TASK STATEMENT: Type out the material below exactly.

(Figure record listings)
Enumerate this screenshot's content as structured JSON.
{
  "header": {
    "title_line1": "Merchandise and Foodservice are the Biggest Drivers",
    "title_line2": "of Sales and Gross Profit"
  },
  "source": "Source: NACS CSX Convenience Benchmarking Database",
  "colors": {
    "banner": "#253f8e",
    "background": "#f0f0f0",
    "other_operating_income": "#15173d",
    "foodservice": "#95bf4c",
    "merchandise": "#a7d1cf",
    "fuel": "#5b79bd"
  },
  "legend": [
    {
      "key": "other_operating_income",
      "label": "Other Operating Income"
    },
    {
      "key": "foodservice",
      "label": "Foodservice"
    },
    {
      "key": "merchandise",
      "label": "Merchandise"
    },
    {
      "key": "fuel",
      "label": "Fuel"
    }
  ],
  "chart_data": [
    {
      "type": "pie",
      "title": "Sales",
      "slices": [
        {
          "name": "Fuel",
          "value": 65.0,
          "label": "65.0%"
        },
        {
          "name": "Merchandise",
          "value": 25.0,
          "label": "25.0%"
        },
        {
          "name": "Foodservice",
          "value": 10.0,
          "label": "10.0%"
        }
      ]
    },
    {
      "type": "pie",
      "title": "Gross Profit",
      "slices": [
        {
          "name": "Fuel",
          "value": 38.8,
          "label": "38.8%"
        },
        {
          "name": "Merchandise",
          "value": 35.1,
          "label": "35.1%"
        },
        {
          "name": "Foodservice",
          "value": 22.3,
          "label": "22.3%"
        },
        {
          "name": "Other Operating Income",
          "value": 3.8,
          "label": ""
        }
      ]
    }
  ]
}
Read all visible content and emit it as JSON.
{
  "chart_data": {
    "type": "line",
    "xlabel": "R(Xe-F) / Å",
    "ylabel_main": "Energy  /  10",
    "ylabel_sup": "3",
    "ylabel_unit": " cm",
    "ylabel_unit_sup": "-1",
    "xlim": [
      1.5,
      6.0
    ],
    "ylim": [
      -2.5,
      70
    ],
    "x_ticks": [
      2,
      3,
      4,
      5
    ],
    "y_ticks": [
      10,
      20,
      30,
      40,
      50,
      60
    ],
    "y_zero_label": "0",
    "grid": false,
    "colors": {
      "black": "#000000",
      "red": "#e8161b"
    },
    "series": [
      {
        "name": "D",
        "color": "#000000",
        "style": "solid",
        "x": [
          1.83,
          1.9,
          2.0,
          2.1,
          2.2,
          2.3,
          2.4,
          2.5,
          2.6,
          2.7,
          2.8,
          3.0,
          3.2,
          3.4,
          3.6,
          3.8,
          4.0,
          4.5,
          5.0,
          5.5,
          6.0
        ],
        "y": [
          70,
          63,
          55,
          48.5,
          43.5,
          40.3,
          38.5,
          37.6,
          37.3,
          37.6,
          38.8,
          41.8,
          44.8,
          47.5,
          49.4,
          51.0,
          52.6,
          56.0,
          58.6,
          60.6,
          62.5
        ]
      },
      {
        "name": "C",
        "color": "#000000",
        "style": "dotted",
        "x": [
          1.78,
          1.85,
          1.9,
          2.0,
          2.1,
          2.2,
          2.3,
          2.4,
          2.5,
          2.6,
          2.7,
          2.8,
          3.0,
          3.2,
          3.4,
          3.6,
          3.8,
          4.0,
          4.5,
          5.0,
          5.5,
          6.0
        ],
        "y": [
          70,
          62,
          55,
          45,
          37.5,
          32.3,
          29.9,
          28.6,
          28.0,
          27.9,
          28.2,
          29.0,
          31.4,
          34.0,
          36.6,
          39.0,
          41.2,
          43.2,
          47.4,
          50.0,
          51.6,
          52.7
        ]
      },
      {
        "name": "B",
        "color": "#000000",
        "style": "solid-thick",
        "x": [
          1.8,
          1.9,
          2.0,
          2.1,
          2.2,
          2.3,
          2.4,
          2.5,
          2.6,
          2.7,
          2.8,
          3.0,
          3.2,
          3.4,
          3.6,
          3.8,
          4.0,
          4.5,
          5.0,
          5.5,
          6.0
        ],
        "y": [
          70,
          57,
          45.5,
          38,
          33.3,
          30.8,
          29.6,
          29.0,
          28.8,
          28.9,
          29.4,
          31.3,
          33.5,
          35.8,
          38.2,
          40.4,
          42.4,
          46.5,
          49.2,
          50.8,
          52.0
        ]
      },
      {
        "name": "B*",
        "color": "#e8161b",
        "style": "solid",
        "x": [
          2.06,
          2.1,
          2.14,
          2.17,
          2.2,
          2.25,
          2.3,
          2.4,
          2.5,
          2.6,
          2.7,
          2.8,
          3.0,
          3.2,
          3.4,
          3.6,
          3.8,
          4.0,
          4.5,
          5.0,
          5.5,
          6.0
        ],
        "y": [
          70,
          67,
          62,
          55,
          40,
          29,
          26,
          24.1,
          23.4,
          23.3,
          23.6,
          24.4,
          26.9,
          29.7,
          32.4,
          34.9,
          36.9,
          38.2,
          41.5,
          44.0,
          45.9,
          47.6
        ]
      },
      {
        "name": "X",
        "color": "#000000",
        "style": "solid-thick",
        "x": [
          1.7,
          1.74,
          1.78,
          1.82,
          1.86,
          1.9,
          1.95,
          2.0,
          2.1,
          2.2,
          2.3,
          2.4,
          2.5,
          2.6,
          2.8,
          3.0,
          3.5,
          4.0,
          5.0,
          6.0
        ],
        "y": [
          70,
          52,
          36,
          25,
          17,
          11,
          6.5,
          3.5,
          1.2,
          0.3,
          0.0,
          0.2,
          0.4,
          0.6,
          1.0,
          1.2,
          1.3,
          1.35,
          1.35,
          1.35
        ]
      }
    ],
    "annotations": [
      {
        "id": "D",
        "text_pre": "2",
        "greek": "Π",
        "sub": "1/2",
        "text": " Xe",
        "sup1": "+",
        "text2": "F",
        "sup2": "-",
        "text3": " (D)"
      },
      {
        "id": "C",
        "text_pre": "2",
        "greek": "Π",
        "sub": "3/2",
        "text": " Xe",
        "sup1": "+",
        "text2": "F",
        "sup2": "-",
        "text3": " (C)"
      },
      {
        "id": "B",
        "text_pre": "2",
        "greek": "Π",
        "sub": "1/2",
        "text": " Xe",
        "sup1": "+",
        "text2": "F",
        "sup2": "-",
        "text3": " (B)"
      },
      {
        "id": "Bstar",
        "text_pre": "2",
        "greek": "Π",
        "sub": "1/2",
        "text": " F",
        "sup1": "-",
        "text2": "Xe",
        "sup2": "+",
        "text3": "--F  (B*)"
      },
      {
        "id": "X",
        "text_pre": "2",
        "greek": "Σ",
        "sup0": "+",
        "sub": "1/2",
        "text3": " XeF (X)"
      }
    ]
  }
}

RESPONSE TO THIS TASK:
Enumerate this screenshot's content as structured JSON.
{
  "header": {
    "title_line1": "Merchandise and Foodservice are the Biggest Drivers",
    "title_line2": "of Sales and Gross Profit"
  },
  "source": "Source: NACS CSX Convenience Benchmarking Database",
  "colors": {
    "banner": "#253f8e",
    "background": "#f0f0f0",
    "other_operating_income": "#15173d",
    "foodservice": "#95bf4c",
    "merchandise": "#a7d1cf",
    "fuel": "#5b79bd"
  },
  "legend": [
    {
      "key": "other_operating_income",
      "label": "Other Operating Income"
    },
    {
      "key": "foodservice",
      "label": "Foodservice"
    },
    {
      "key": "merchandise",
      "label": "Merchandise"
    },
    {
      "key": "fuel",
      "label": "Fuel"
    }
  ],
  "chart_data": [
    {
      "type": "pie",
      "title": "Sales",
      "slices": [
        {
          "name": "Fuel",
          "value": 65.0,
          "label": "65.0%"
        },
        {
          "name": "Merchandise",
          "value": 25.0,
          "label": "25.0%"
        },
        {
          "name": "Foodservice",
          "value": 10.0,
          "label": "10.0%"
        }
      ]
    },
    {
      "type": "pie",
      "title": "Gross Profit",
      "slices": [
        {
          "name": "Fuel",
          "value": 38.8,
          "label": "38.8%"
        },
        {
          "name": "Merchandise",
          "value": 35.1,
          "label": "35.1%"
        },
        {
          "name": "Foodservice",
          "value": 22.3,
          "label": "22.3%"
        },
        {
          "name": "Other Operating Income",
          "value": 3.8,
          "label": ""
        }
      ]
    }
  ]
}
Read all visible content and emit it as JSON.
{
  "chart_data": {
    "type": "line",
    "xlabel": "R(Xe-F) / Å",
    "ylabel_main": "Energy  /  10",
    "ylabel_sup": "3",
    "ylabel_unit": " cm",
    "ylabel_unit_sup": "-1",
    "xlim": [
      1.5,
      6.0
    ],
    "ylim": [
      -2.5,
      70
    ],
    "x_ticks": [
      2,
      3,
      4,
      5
    ],
    "y_ticks": [
      10,
      20,
      30,
      40,
      50,
      60
    ],
    "y_zero_label": "0",
    "grid": false,
    "colors": {
      "black": "#000000",
      "red": "#e8161b"
    },
    "series": [
      {
        "name": "D",
        "color": "#000000",
        "style": "solid",
        "x": [
          1.83,
          1.9,
          2.0,
          2.1,
          2.2,
          2.3,
          2.4,
          2.5,
          2.6,
          2.7,
          2.8,
          3.0,
          3.2,
          3.4,
          3.6,
          3.8,
          4.0,
          4.5,
          5.0,
          5.5,
          6.0
        ],
        "y": [
          70,
          63,
          55,
          48.5,
          43.5,
          40.3,
          38.5,
          37.6,
          37.3,
          37.6,
          38.8,
          41.8,
          44.8,
          47.5,
          49.4,
          51.0,
          52.6,
          56.0,
          58.6,
          60.6,
          62.5
        ]
      },
      {
        "name": "C",
        "color": "#000000",
        "style": "dotted",
        "x": [
          1.78,
          1.85,
          1.9,
          2.0,
          2.1,
          2.2,
          2.3,
          2.4,
          2.5,
          2.6,
          2.7,
          2.8,
          3.0,
          3.2,
          3.4,
          3.6,
          3.8,
          4.0,
          4.5,
          5.0,
          5.5,
          6.0
        ],
        "y": [
          70,
          62,
          55,
          45,
          37.5,
          32.3,
          29.9,
          28.6,
          28.0,
          27.9,
          28.2,
          29.0,
          31.4,
          34.0,
          36.6,
          39.0,
          41.2,
          43.2,
          47.4,
          50.0,
          51.6,
          52.7
        ]
      },
      {
        "name": "B",
        "color": "#000000",
        "style": "solid-thick",
        "x": [
          1.8,
          1.9,
          2.0,
          2.1,
          2.2,
          2.3,
          2.4,
          2.5,
          2.6,
          2.7,
          2.8,
          3.0,
          3.2,
          3.4,
          3.6,
          3.8,
          4.0,
          4.5,
          5.0,
          5.5,
          6.0
        ],
        "y": [
          70,
          57,
          45.5,
          38,
          33.3,
          30.8,
          29.6,
          29.0,
          28.8,
          28.9,
          29.4,
          31.3,
          33.5,
          35.8,
          38.2,
          40.4,
          42.4,
          46.5,
          49.2,
          50.8,
          52.0
        ]
      },
      {
        "name": "B*",
        "color": "#e8161b",
        "style": "solid",
        "x": [
          2.06,
          2.1,
          2.14,
          2.17,
          2.2,
          2.25,
          2.3,
          2.4,
          2.5,
          2.6,
          2.7,
          2.8,
          3.0,
          3.2,
          3.4,
          3.6,
          3.8,
          4.0,
          4.5,
          5.0,
          5.5,
          6.0
        ],
        "y": [
          70,
          67,
          62,
          55,
          40,
          29,
          26,
          24.1,
          23.4,
          23.3,
          23.6,
          24.4,
          26.9,
          29.7,
          32.4,
          34.9,
          36.9,
          38.2,
          41.5,
          44.0,
          45.9,
          47.6
        ]
      },
      {
        "name": "X",
        "color": "#000000",
        "style": "solid-thick",
        "x": [
          1.7,
          1.74,
          1.78,
          1.82,
          1.86,
          1.9,
          1.95,
          2.0,
          2.1,
          2.2,
          2.3,
          2.4,
          2.5,
          2.6,
          2.8,
          3.0,
          3.5,
          4.0,
          5.0,
          6.0
        ],
        "y": [
          70,
          52,
          36,
          25,
          17,
          11,
          6.5,
          3.5,
          1.2,
          0.3,
          0.0,
          0.2,
          0.4,
          0.6,
          1.0,
          1.2,
          1.3,
          1.35,
          1.35,
          1.35
        ]
      }
    ],
    "annotations": [
      {
        "id": "D",
        "text_pre": "2",
        "greek": "Π",
        "sub": "1/2",
        "text": " Xe",
        "sup1": "+",
        "text2": "F",
        "sup2": "-",
        "text3": " (D)"
      },
      {
        "id": "C",
        "text_pre": "2",
        "greek": "Π",
        "sub": "3/2",
        "text": " Xe",
        "sup1": "+",
        "text2": "F",
        "sup2": "-",
        "text3": " (C)"
      },
      {
        "id": "B",
        "text_pre": "2",
        "greek": "Π",
        "sub": "1/2",
        "text": " Xe",
        "sup1": "+",
        "text2": "F",
        "sup2": "-",
        "text3": " (B)"
      },
      {
        "id": "Bstar",
        "text_pre": "2",
        "greek": "Π",
        "sub": "1/2",
        "text": " F",
        "sup1": "-",
        "text2": "Xe",
        "sup2": "+",
        "text3": "--F  (B*)"
      },
      {
        "id": "X",
        "text_pre": "2",
        "greek": "Σ",
        "sup0": "+",
        "sub": "1/2",
        "text3": " XeF (X)"
      }
    ]
  }
}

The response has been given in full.